Excerpts from a figure dataset:
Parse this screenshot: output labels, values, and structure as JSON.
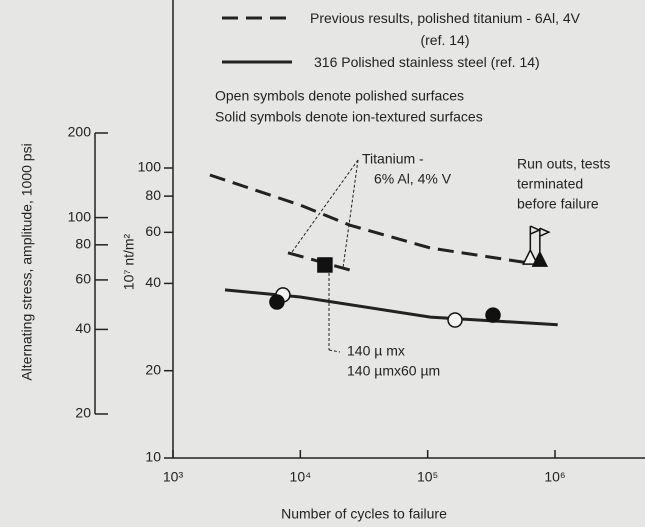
{
  "chart_data": {
    "type": "line",
    "x_label": "Number of cycles to failure",
    "y_label": "10⁷ nt/m²",
    "y2_label": "Alternating stress, amplitude, 1000 psi",
    "xscale": "log",
    "yscale": "log",
    "xlim": [
      1000,
      1000000
    ],
    "xticks": [
      {
        "value": 1000,
        "label": "10³"
      },
      {
        "value": 10000,
        "label": "10⁴"
      },
      {
        "value": 100000,
        "label": "10⁵"
      },
      {
        "value": 1000000,
        "label": "10⁶"
      }
    ],
    "ylim": [
      10,
      100
    ],
    "yticks": [
      10,
      20,
      40,
      60,
      80,
      100
    ],
    "y2lim": [
      20,
      200
    ],
    "y2ticks": [
      20,
      40,
      60,
      80,
      100,
      200
    ],
    "series": [
      {
        "name": "Previous results, polished titanium - 6Al, 4V (ref. 14)",
        "color": "#222222",
        "dash": "dashed",
        "x": [
          1950,
          10000,
          24500,
          105000,
          630000
        ],
        "values": [
          94.6,
          74.5,
          63.5,
          53,
          47
        ]
      },
      {
        "name": "316 Polished stainless steel (ref. 14)",
        "color": "#222222",
        "dash": "solid",
        "x": [
          2560,
          10000,
          105000,
          1050000
        ],
        "values": [
          38,
          35.9,
          30.6,
          28.8
        ]
      }
    ],
    "lines": [
      {
        "color": "#222222",
        "dash": "dashed",
        "x": [
          8000,
          24500
        ],
        "values": [
          51,
          44.5
        ]
      }
    ],
    "points": [
      {
        "x": 7300,
        "y": 36.5,
        "marker": "circle",
        "filled": false
      },
      {
        "x": 6550,
        "y": 34.5,
        "marker": "circle",
        "filled": true
      },
      {
        "x": 15600,
        "y": 46.3,
        "marker": "square",
        "filled": true
      },
      {
        "x": 164000,
        "y": 29.9,
        "marker": "circle",
        "filled": false
      },
      {
        "x": 326000,
        "y": 31.1,
        "marker": "circle",
        "filled": true
      },
      {
        "x": 640000,
        "y": 48.9,
        "marker": "triangle",
        "filled": false,
        "runout": true
      },
      {
        "x": 760000,
        "y": 48.1,
        "marker": "triangle",
        "filled": true,
        "runout": true
      }
    ],
    "notes": [
      "Open symbols denote polished surfaces",
      "Solid symbols denote ion-textured surfaces"
    ],
    "annotations": [
      {
        "lines": [
          "Titanium -",
          "6% Al, 4% V"
        ]
      },
      {
        "lines": [
          "Run outs, tests",
          "terminated",
          "before failure"
        ]
      },
      {
        "lines": [
          "140 µ mx",
          "140 µmx60 µm"
        ]
      }
    ]
  }
}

Given task: Transcribe the records above verbatim. Do not carry over any picture.

Expected answer:
Parse this screenshot: output labels, values, and structure as JSON.
{
  "chart_data": {
    "type": "line",
    "x_label": "Number of cycles to failure",
    "y_label": "10⁷ nt/m²",
    "y2_label": "Alternating stress, amplitude, 1000 psi",
    "xscale": "log",
    "yscale": "log",
    "xlim": [
      1000,
      1000000
    ],
    "xticks": [
      {
        "value": 1000,
        "label": "10³"
      },
      {
        "value": 10000,
        "label": "10⁴"
      },
      {
        "value": 100000,
        "label": "10⁵"
      },
      {
        "value": 1000000,
        "label": "10⁶"
      }
    ],
    "ylim": [
      10,
      100
    ],
    "yticks": [
      10,
      20,
      40,
      60,
      80,
      100
    ],
    "y2lim": [
      20,
      200
    ],
    "y2ticks": [
      20,
      40,
      60,
      80,
      100,
      200
    ],
    "series": [
      {
        "name": "Previous results, polished titanium - 6Al, 4V (ref. 14)",
        "color": "#222222",
        "dash": "dashed",
        "x": [
          1950,
          10000,
          24500,
          105000,
          630000
        ],
        "values": [
          94.6,
          74.5,
          63.5,
          53,
          47
        ]
      },
      {
        "name": "316 Polished stainless steel (ref. 14)",
        "color": "#222222",
        "dash": "solid",
        "x": [
          2560,
          10000,
          105000,
          1050000
        ],
        "values": [
          38,
          35.9,
          30.6,
          28.8
        ]
      }
    ],
    "lines": [
      {
        "color": "#222222",
        "dash": "dashed",
        "x": [
          8000,
          24500
        ],
        "values": [
          51,
          44.5
        ]
      }
    ],
    "points": [
      {
        "x": 7300,
        "y": 36.5,
        "marker": "circle",
        "filled": false
      },
      {
        "x": 6550,
        "y": 34.5,
        "marker": "circle",
        "filled": true
      },
      {
        "x": 15600,
        "y": 46.3,
        "marker": "square",
        "filled": true
      },
      {
        "x": 164000,
        "y": 29.9,
        "marker": "circle",
        "filled": false
      },
      {
        "x": 326000,
        "y": 31.1,
        "marker": "circle",
        "filled": true
      },
      {
        "x": 640000,
        "y": 48.9,
        "marker": "triangle",
        "filled": false,
        "runout": true
      },
      {
        "x": 760000,
        "y": 48.1,
        "marker": "triangle",
        "filled": true,
        "runout": true
      }
    ],
    "notes": [
      "Open symbols denote polished surfaces",
      "Solid symbols denote ion-textured surfaces"
    ],
    "annotations": [
      {
        "lines": [
          "Titanium -",
          "6% Al, 4% V"
        ]
      },
      {
        "lines": [
          "Run outs, tests",
          "terminated",
          "before failure"
        ]
      },
      {
        "lines": [
          "140 µ mx",
          "140 µmx60 µm"
        ]
      }
    ]
  }
}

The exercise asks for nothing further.